▶ _Your objective_: Quote, word for word, every line starting at the line that contains "OCR this image." and ending with the last line of the records; include both of these lines and no others.

▶ _Data lines_:
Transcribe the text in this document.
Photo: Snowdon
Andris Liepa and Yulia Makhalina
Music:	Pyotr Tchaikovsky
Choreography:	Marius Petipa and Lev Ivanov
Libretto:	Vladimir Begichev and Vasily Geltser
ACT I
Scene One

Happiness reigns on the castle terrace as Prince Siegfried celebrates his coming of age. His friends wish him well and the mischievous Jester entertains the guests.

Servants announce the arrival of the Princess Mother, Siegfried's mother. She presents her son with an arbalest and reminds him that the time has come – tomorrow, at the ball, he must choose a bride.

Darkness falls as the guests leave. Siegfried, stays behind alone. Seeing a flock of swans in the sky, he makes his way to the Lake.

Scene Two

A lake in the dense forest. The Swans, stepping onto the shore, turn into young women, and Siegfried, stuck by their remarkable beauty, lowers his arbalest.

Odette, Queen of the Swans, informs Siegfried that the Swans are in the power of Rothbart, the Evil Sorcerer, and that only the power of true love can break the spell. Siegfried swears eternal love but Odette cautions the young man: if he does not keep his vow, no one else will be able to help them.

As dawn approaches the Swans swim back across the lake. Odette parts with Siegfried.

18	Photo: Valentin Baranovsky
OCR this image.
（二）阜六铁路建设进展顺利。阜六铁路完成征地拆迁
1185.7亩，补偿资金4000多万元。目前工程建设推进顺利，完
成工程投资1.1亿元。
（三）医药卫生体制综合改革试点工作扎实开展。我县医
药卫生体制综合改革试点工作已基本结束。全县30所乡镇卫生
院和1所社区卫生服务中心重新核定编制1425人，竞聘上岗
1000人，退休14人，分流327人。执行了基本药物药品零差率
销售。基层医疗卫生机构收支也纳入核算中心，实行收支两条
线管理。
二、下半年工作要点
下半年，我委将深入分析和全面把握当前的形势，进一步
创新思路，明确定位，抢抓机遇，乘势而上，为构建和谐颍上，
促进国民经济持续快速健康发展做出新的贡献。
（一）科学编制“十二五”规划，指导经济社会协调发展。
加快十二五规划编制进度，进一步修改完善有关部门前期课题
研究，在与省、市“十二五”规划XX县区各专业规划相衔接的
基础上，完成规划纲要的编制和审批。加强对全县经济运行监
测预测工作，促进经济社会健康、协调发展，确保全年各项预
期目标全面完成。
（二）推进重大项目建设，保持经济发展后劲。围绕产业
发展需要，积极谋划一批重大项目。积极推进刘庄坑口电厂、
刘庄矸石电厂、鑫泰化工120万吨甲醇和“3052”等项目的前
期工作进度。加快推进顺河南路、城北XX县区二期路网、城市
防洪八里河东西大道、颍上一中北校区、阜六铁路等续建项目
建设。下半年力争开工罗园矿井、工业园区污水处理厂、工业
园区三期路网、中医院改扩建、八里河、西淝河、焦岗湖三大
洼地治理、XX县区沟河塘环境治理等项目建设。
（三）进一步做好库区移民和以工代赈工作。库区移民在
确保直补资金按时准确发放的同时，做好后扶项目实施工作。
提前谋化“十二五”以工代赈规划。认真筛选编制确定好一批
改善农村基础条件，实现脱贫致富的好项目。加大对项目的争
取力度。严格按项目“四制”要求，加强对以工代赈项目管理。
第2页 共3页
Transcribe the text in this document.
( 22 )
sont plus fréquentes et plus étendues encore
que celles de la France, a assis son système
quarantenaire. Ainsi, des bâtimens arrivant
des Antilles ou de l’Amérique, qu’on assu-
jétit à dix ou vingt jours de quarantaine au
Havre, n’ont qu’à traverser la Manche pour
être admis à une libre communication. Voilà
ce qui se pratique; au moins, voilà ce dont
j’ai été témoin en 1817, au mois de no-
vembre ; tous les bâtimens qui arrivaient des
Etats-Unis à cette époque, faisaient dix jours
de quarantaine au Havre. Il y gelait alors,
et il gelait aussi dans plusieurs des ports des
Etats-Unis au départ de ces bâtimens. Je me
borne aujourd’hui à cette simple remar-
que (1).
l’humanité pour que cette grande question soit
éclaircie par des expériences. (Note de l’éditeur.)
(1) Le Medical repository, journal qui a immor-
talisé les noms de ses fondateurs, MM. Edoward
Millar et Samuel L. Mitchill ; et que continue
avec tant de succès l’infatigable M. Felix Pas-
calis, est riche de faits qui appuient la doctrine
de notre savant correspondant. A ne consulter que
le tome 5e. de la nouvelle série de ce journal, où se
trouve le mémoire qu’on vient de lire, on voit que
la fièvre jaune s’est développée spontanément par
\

▶ _Reply_:
OCR this image.
（二）阜六铁路建设进展顺利。阜六铁路完成征地拆迁
1185.7亩，补偿资金4000多万元。目前工程建设推进顺利，完
成工程投资1.1亿元。
（三）医药卫生体制综合改革试点工作扎实开展。我县医
药卫生体制综合改革试点工作已基本结束。全县30所乡镇卫生
院和1所社区卫生服务中心重新核定编制1425人，竞聘上岗
1000人，退休14人，分流327人。执行了基本药物药品零差率
销售。基层医疗卫生机构收支也纳入核算中心，实行收支两条
线管理。
二、下半年工作要点
下半年，我委将深入分析和全面把握当前的形势，进一步
创新思路，明确定位，抢抓机遇，乘势而上，为构建和谐颍上，
促进国民经济持续快速健康发展做出新的贡献。
（一）科学编制“十二五”规划，指导经济社会协调发展。
加快十二五规划编制进度，进一步修改完善有关部门前期课题
研究，在与省、市“十二五”规划XX县区各专业规划相衔接的
基础上，完成规划纲要的编制和审批。加强对全县经济运行监
测预测工作，促进经济社会健康、协调发展，确保全年各项预
期目标全面完成。
（二）推进重大项目建设，保持经济发展后劲。围绕产业
发展需要，积极谋划一批重大项目。积极推进刘庄坑口电厂、
刘庄矸石电厂、鑫泰化工120万吨甲醇和“3052”等项目的前
期工作进度。加快推进顺河南路、城北XX县区二期路网、城市
防洪八里河东西大道、颍上一中北校区、阜六铁路等续建项目
建设。下半年力争开工罗园矿井、工业园区污水处理厂、工业
园区三期路网、中医院改扩建、八里河、西淝河、焦岗湖三大
洼地治理、XX县区沟河塘环境治理等项目建设。
（三）进一步做好库区移民和以工代赈工作。库区移民在
确保直补资金按时准确发放的同时，做好后扶项目实施工作。
提前谋化“十二五”以工代赈规划。认真筛选编制确定好一批
改善农村基础条件，实现脱贫致富的好项目。加大对项目的争
取力度。严格按项目“四制”要求，加强对以工代赈项目管理。
第2页 共3页
Transcribe the text in this document.
( 22 )
sont plus fréquentes et plus étendues encore
que celles de la France, a assis son système
quarantenaire. Ainsi, des bâtimens arrivant
des Antilles ou de l’Amérique, qu’on assu-
jétit à dix ou vingt jours de quarantaine au
Havre, n’ont qu’à traverser la Manche pour
être admis à une libre communication. Voilà
ce qui se pratique; au moins, voilà ce dont
j’ai été témoin en 1817, au mois de no-
vembre ; tous les bâtimens qui arrivaient des
Etats-Unis à cette époque, faisaient dix jours
de quarantaine au Havre. Il y gelait alors,
et il gelait aussi dans plusieurs des ports des
Etats-Unis au départ de ces bâtimens. Je me
borne aujourd’hui à cette simple remar-
que (1).
l’humanité pour que cette grande question soit
éclaircie par des expériences. (Note de l’éditeur.)
(1) Le Medical repository, journal qui a immor-
talisé les noms de ses fondateurs, MM. Edoward
Millar et Samuel L. Mitchill ; et que continue
avec tant de succès l’infatigable M. Felix Pas-
calis, est riche de faits qui appuient la doctrine
de notre savant correspondant. A ne consulter que
le tome 5e. de la nouvelle série de ce journal, où se
trouve le mémoire qu’on vient de lire, on voit que
la fièvre jaune s’est développée spontanément par
\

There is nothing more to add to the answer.